(Stated goal) Transcribe the records that follow in their entirety, omitting any pictures.

[Records from a data collection]
☆ ☆ ☆
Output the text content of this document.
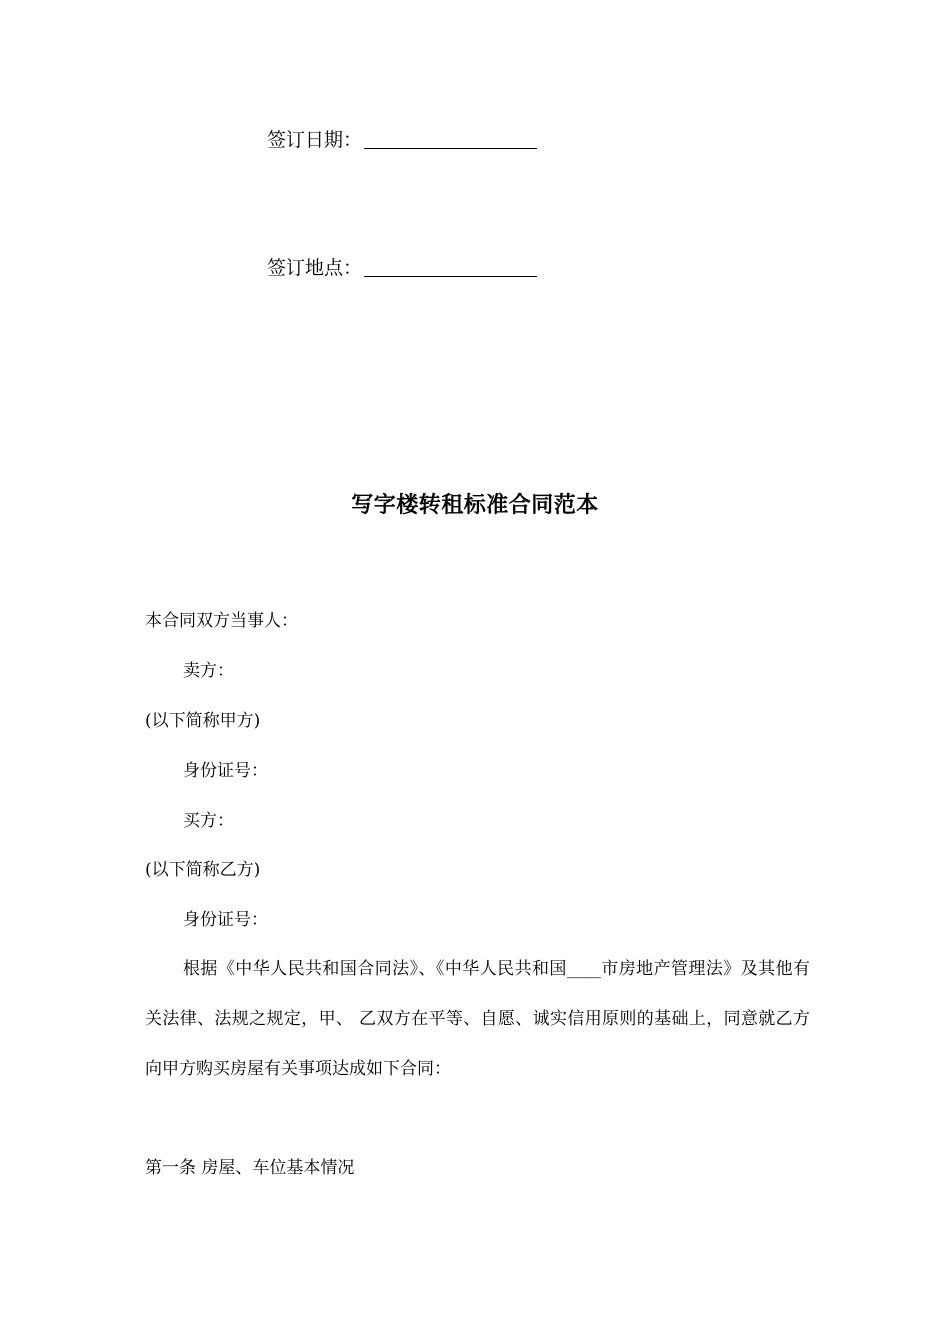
签订日期：
签订地点：
写字楼转租标准合同范本
本合同双方当事人：
卖方：
(以下简称甲方)
身份证号：
买方：
(以下简称乙方)
身份证号：
根据《中华人民共和国合同法》、《中华人民共和国____市房地产管理法》及其他有关法律、法规之规定，甲、 乙双方在平等、自愿、诚实信用原则的基础上，同意就乙方向甲方购买房屋有关事项达成如下合同：
第一条 房屋、车位基本情况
☆ ☆ ☆
(Reply)
Output the text content of this document.
签订日期：
签订地点：
写字楼转租标准合同范本
本合同双方当事人：
卖方：
(以下简称甲方)
身份证号：
买方：
(以下简称乙方)
身份证号：
根据《中华人民共和国合同法》、《中华人民共和国____市房地产管理法》及其他有关法律、法规之规定，甲、 乙双方在平等、自愿、诚实信用原则的基础上，同意就乙方向甲方购买房屋有关事项达成如下合同：
第一条 房屋、车位基本情况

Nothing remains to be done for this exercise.